--- DOCUMENT SEGMENT Enclosed Below ---
Western media’s coverage of the Great Return March has focused on the images of young people hurling stones and burning tires. The Israeli military portrays the action as a violent provocation by Hamas, a claim that many analysts have blindly accepted. Those depictions are in direct contradiction with my experiences on the ground.

Representatives of the General Union of Cultural Centers, the nongovernmental organization for which I serve as executive director, participated in planning meetings for the march, which included voices from all segments of Gaza’s civil and political society. At the border, I haven’t seen a single Hamas flag, or Fatah banner, or poster for the Popular Front for the Liberation of Palestine, for that matter — paraphernalia that have been widespread in virtually every other protest I have witnessed. Here, we have flown only one flag — the Palestinian flag.

True, Hamas members are participating, as they are part of the Palestinian community. But that participation signals, perhaps, that they may be shifting away from an insistence on liberating Palestine through military means and are beginning to embrace popular, unarmed civil protest. But the Great Return March is not Hamas’s action. It is all of ours.
--- End of Enclosed DOCUMENT SEGMENT ---
* **ASSIGNMENT A**
In the piece on the Great Return March, reproduce the passage from "True, Hamas members" up to and including "all of ours.", switching "unarmed" to "nonviolent".
* **ASSIGNMENT B**
According to the piece on the Great Return March, which flag has been flown at the border?
* **ASSIGNMENT C**
Pick up the piece on the Great Return March after its final sentence and write the next part.
--- ENTRIES SHOWN Enclosed Below ---
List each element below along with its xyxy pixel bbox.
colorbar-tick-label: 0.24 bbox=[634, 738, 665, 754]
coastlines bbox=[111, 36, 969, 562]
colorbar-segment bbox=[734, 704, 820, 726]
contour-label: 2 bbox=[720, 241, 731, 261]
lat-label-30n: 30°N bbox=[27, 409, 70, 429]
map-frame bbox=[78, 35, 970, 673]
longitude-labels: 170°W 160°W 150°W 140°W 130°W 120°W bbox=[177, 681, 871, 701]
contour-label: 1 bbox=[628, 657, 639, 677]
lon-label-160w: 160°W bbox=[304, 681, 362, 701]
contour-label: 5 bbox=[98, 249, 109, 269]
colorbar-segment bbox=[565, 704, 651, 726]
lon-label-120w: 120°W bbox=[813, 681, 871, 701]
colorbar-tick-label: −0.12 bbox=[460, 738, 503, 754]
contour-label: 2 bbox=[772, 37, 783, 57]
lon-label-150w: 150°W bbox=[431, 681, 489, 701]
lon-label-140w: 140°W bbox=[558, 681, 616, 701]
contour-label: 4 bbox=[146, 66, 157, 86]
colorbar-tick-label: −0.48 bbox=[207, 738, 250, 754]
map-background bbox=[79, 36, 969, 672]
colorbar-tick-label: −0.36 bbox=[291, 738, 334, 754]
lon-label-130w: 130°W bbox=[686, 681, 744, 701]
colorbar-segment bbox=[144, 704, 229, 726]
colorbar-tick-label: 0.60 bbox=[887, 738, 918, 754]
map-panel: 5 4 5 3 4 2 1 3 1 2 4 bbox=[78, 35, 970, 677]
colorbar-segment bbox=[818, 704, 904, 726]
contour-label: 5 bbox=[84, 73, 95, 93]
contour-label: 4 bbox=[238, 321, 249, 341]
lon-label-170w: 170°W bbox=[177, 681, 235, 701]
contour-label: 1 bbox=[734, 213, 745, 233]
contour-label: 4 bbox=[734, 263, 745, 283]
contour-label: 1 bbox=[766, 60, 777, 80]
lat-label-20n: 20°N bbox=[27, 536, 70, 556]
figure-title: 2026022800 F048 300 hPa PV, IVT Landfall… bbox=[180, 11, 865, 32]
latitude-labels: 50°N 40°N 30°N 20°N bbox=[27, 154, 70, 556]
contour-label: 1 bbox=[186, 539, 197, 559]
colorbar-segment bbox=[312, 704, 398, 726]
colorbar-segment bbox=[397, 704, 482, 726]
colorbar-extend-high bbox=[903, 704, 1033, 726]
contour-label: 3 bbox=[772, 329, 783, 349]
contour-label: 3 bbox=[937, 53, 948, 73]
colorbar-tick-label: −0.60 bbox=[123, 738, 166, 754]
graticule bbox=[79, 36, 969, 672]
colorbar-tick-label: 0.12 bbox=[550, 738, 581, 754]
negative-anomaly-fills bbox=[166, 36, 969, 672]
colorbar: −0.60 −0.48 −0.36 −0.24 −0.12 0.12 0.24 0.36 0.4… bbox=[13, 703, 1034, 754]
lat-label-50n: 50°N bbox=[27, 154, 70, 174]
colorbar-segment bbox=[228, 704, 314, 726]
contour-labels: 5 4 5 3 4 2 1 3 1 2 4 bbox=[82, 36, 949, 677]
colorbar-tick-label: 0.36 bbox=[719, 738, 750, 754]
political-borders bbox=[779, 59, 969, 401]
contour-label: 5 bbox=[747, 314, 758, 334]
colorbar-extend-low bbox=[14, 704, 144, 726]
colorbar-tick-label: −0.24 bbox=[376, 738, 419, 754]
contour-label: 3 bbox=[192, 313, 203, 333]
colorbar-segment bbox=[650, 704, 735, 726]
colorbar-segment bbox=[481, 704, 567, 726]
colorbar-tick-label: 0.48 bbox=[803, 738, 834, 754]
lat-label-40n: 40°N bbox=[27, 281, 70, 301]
--- End of Enclosed ENTRIES SHOWN ---
* **TASK RESULT A**
True, Hamas members are participating, as they are part of the Palestinian community. But that participation signals, perhaps, that they may be shifting away from an insistence on liberating Palestine through military means and are beginning to embrace popular, nonviolent civil protest. But the Great Return March is not Hamas’s action. It is all of ours.

* **TASK RESULT B**
Only the Palestinian flag has been flown at the border.

* **TASK RESULT C**
And our action has been so much more than tires burning or young men throwing stones at soldiers stationed hundreds of meters away. The resistance in the encampments has been creative and beautiful. I danced the dabke, the Palestinian national dance, with other young men. I tasted samples of the traditional culinary specialties being prepared, such as msakhan (roasted chicken with onions, sumac and pine nuts) and maftool (a couscous dish). I sang traditional songs with fellow protesters and sat with elders who were sharing anecdotes about pre-1948 life in their native villages. Some Fridays, kites flew, and on others flags were hoisted on 80-foot poles to be clearly visible on the other side of the border.

All this was taking place under the rifle sights of Israeli snipers stationed about 700 meters away. We were tense, we were fearful — indeed, I’ve been in the proximity of people getting shot and tear-gassed — but we were joyful. The singing, the dancing, the storytelling, the flags, the kites and the food are more than symbols of cultural heritage.

They demonstrate — clearly, loudly, vibrantly and peacefully — that we exist, we will remain, we are humans deserving of dignity, and we have the right to return to our homes. I long to sleep under the olive trees of Bayt Daras, my native village. I want to show Ali, Karam and Adam the mosque that my grandfather prayed in. I want to live peacefully in my historic home with all my neighbors, be they Muslim, Christian, Jewish or atheist.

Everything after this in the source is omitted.